### The problem
Search the records below for the word "entwickeln" and show every line where it occurs.

### Records shown
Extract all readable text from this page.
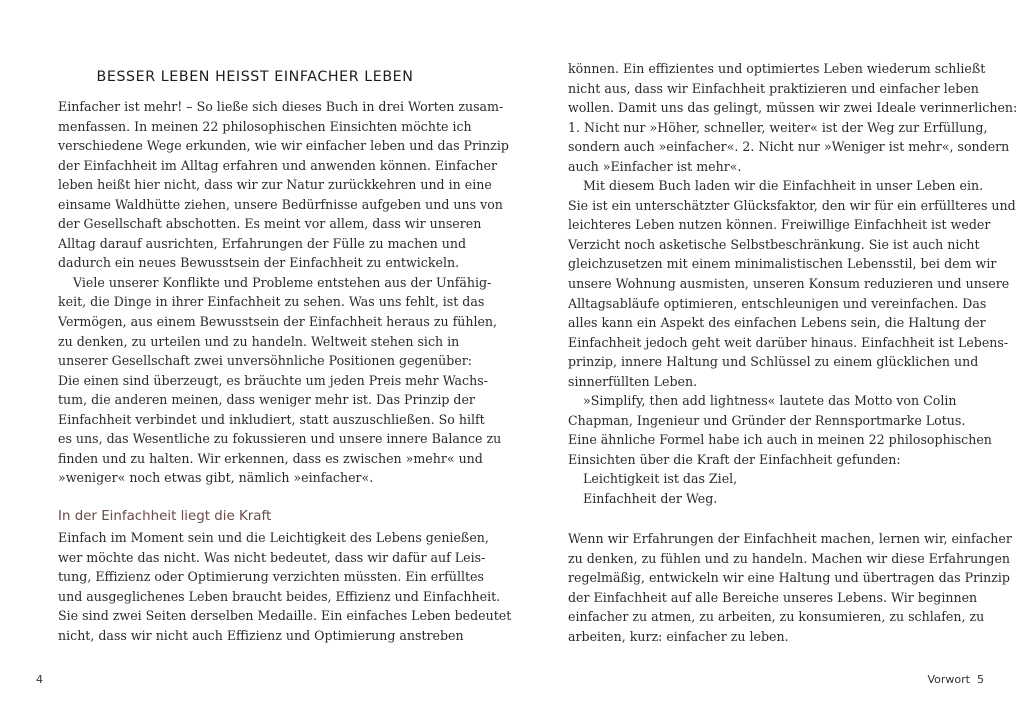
BESSER LEBEN HEISST EINFACHER LEBEN
Einfacher ist mehr! – So ließe sich dieses Buch in drei Worten zusam-
menfassen. In meinen 22 philosophischen Einsichten möchte ich
verschiedene Wege erkunden, wie wir einfacher leben und das Prinzip
der Einfachheit im Alltag erfahren und anwenden können. Einfacher
leben heißt hier nicht, dass wir zur Natur zurückkehren und in eine
einsame Waldhütte ziehen, unsere Bedürfnisse aufgeben und uns von
der Gesellschaft abschotten. Es meint vor allem, dass wir unseren
Alltag darauf ausrichten, Erfahrungen der Fülle zu machen und
dadurch ein neues Bewusstsein der Einfachheit zu entwickeln.
Viele unserer Konflikte und Probleme entstehen aus der Unfähig-
keit, die Dinge in ihrer Einfachheit zu sehen. Was uns fehlt, ist das
Vermögen, aus einem Bewusstsein der Einfachheit heraus zu fühlen,
zu denken, zu urteilen und zu handeln. Weltweit stehen sich in
unserer Gesellschaft zwei unversöhnliche Positionen gegenüber:
Die einen sind überzeugt, es bräuchte um jeden Preis mehr Wachs-
tum, die anderen meinen, dass weniger mehr ist. Das Prinzip der
Einfachheit verbindet und inkludiert, statt auszuschließen. So hilft
es uns, das Wesentliche zu fokussieren und unsere innere Balance zu
finden und zu halten. Wir erkennen, dass es zwischen »mehr« und
»weniger« noch etwas gibt, nämlich »einfacher«.
In der Einfachheit liegt die Kraft
Einfach im Moment sein und die Leichtigkeit des Lebens genießen,
wer möchte das nicht. Was nicht bedeutet, dass wir dafür auf Leis-
tung, Effizienz oder Optimierung verzichten müssten. Ein erfülltes
und ausgeglichenes Leben braucht beides, Effizienz und Einfachheit.
Sie sind zwei Seiten derselben Medaille. Ein einfaches Leben bedeutet
nicht, dass wir nicht auch Effizienz und Optimierung anstreben
4
können. Ein effizientes und optimiertes Leben wiederum schließt
nicht aus, dass wir Einfachheit praktizieren und einfacher leben
wollen. Damit uns das gelingt, müssen wir zwei Ideale verinnerlichen:
1. Nicht nur »Höher, schneller, weiter« ist der Weg zur Erfüllung,
sondern auch »einfacher«. 2. Nicht nur »Weniger ist mehr«, sondern
auch »Einfacher ist mehr«.
Mit diesem Buch laden wir die Einfachheit in unser Leben ein.
Sie ist ein unterschätzter Glücksfaktor, den wir für ein erfüllteres und
leichteres Leben nutzen können. Freiwillige Einfachheit ist weder
Verzicht noch asketische Selbstbeschränkung. Sie ist auch nicht
gleichzusetzen mit einem minimalistischen Lebensstil, bei dem wir
unsere Wohnung ausmisten, unseren Konsum reduzieren und unsere
Alltagsabläufe optimieren, entschleunigen und vereinfachen. Das
alles kann ein Aspekt des einfachen Lebens sein, die Haltung der
Einfachheit jedoch geht weit darüber hinaus. Einfachheit ist Lebens-
prinzip, innere Haltung und Schlüssel zu einem glücklichen und
sinnerfüllten Leben.
»Simplify, then add lightness« lautete das Motto von Colin
Chapman, Ingenieur und Gründer der Rennsportmarke Lotus.
Eine ähnliche Formel habe ich auch in meinen 22 philosophischen
Einsichten über die Kraft der Einfachheit gefunden:
Leichtigkeit ist das Ziel,
Einfachheit der Weg.
Wenn wir Erfahrungen der Einfachheit machen, lernen wir, einfacher
zu denken, zu fühlen und zu handeln. Machen wir diese Erfahrungen
regelmäßig, entwickeln wir eine Haltung und übertragen das Prinzip
der Einfachheit auf alle Bereiche unseres Lebens. Wir beginnen
einfacher zu atmen, zu arbeiten, zu konsumieren, zu schlafen, zu
arbeiten, kurz: einfacher zu leben.
Vorwort 5
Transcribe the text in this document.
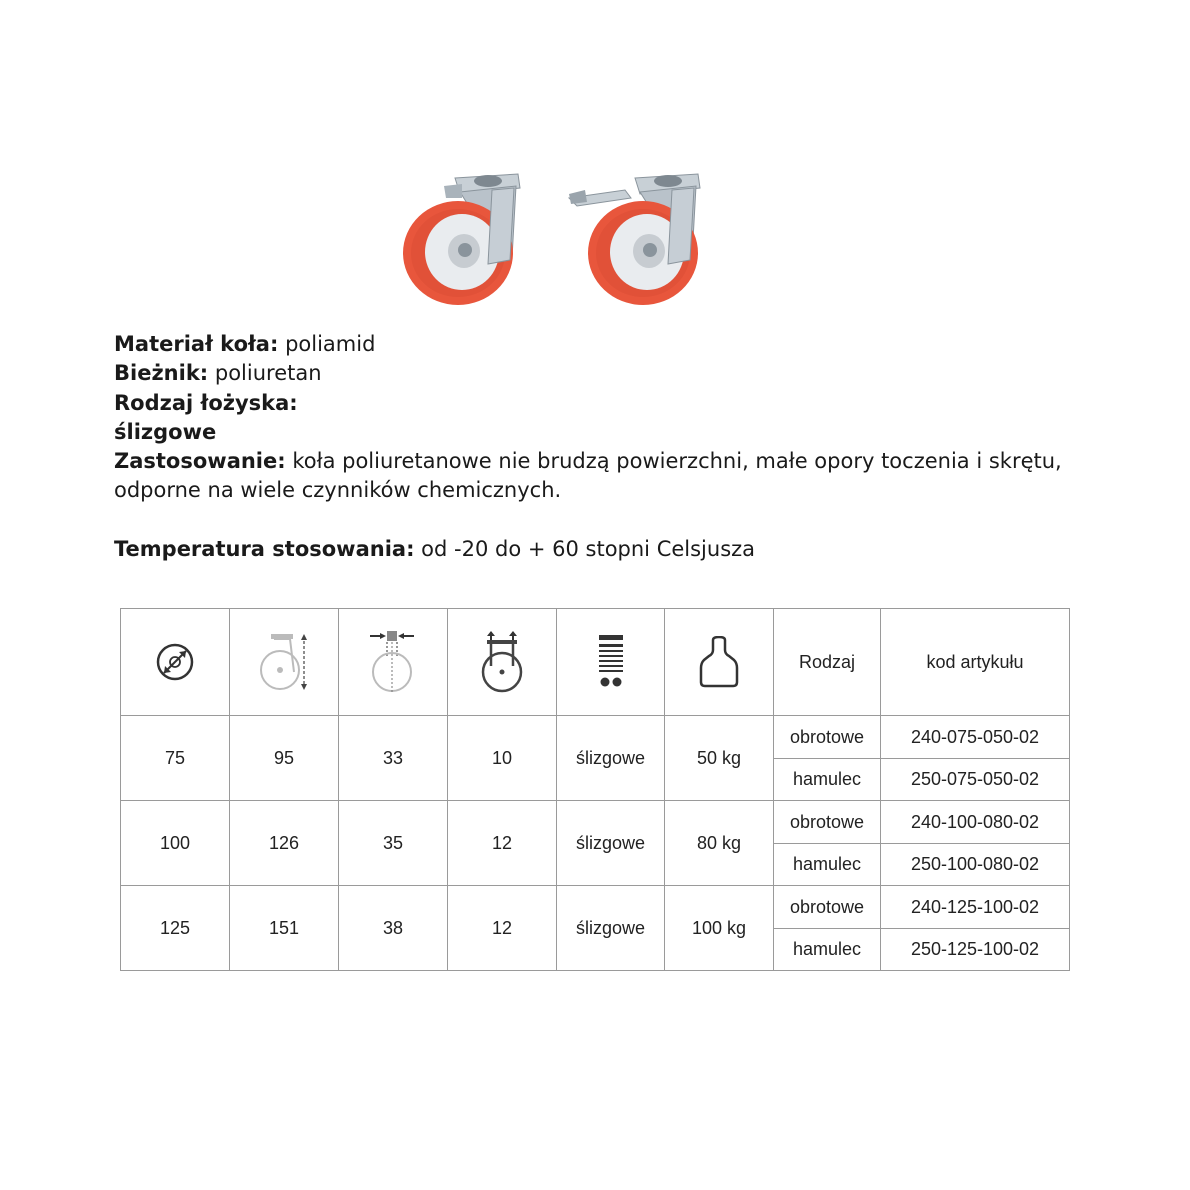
Materiał koła: poliamid

Bieżnik: poliuretan

Rodzaj łożyska:

ślizgowe

Zastosowanie: koła poliuretanowe nie brudzą powierzchni, małe opory toczenia i skrętu, odporne na wiele czynników chemicznych.

Temperatura stosowania: od -20 do + 60 stopni Celsjusza

						Rodzaj	kod artykułu
75	95	33	10	ślizgowe	50 kg	obrotowe	240-075-050-02
						hamulec	250-075-050-02
100	126	35	12	ślizgowe	80 kg	obrotowe	240-100-080-02
						hamulec	250-100-080-02
125	151	38	12	ślizgowe	100 kg	obrotowe	240-125-100-02
						hamulec	250-125-100-02
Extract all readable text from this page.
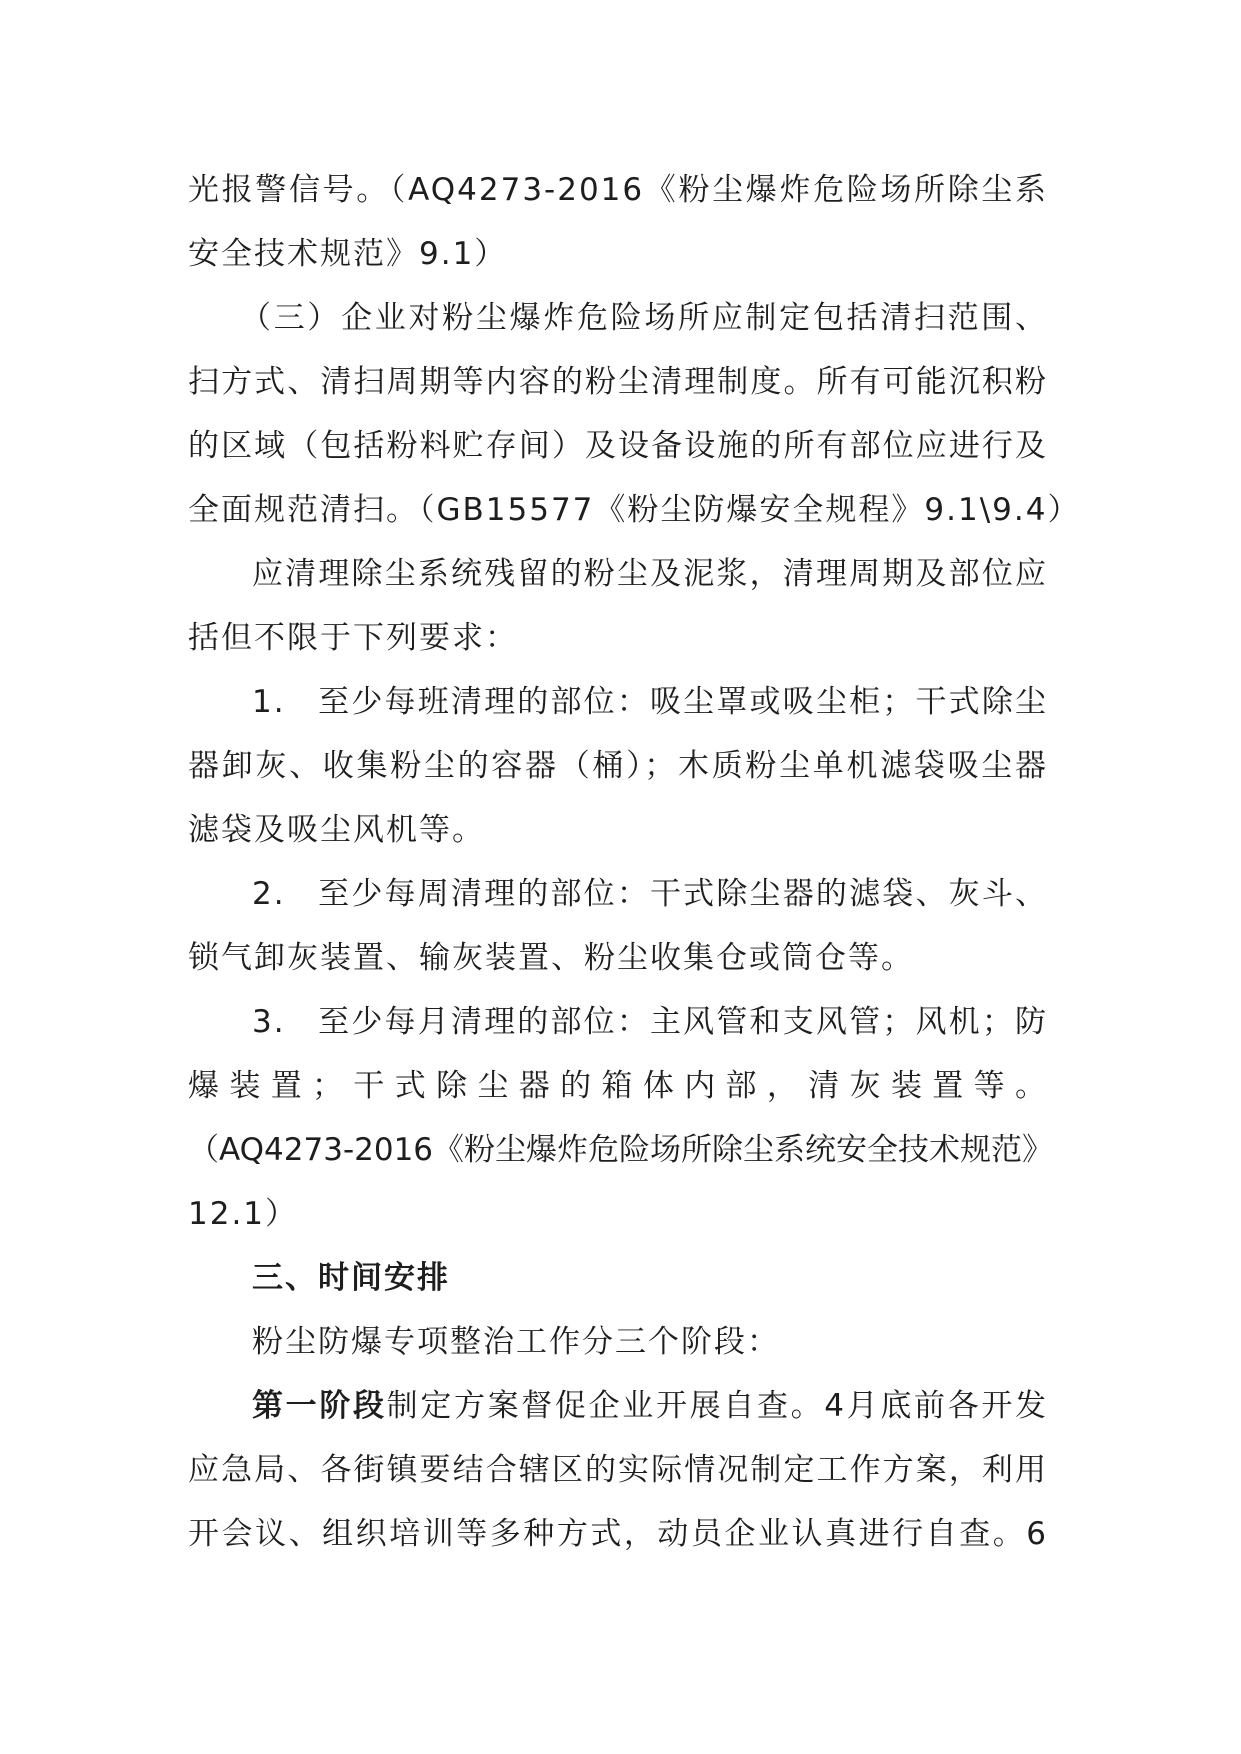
光报警信号。（AQ4273-2016《粉尘爆炸危险场所除尘系
安全技术规范》9.1）
（三）企业对粉尘爆炸危险场所应制定包括清扫范围、
扫方式、清扫周期等内容的粉尘清理制度。所有可能沉积粉
的区域（包括粉料贮存间）及设备设施的所有部位应进行及
全面规范清扫。（GB15577《粉尘防爆安全规程》9.1\9.4）
应清理除尘系统残留的粉尘及泥浆，清理周期及部位应
括但不限于下列要求：
1. 至少每班清理的部位：吸尘罩或吸尘柜；干式除尘
器卸灰、收集粉尘的容器（桶）；木质粉尘单机滤袋吸尘器
滤袋及吸尘风机等。
2. 至少每周清理的部位：干式除尘器的滤袋、灰斗、
锁气卸灰装置、输灰装置、粉尘收集仓或筒仓等。
3. 至少每月清理的部位：主风管和支风管；风机；防
爆装置；干式除尘器的箱体内部，清灰装置等。
（AQ4273-2016《粉尘爆炸危险场所除尘系统安全技术规范》
12.1）
三、时间安排
粉尘防爆专项整治工作分三个阶段：
第一阶段制定方案督促企业开展自查。4月底前各开发
应急局、各街镇要结合辖区的实际情况制定工作方案，利用
开会议、组织培训等多种方式，动员企业认真进行自查。6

### Exercise result
dadurch ein neues Bewusstsein der Einfachheit zu entwickeln.
regelmäßig, entwickeln wir eine Haltung und übertragen das Prinzip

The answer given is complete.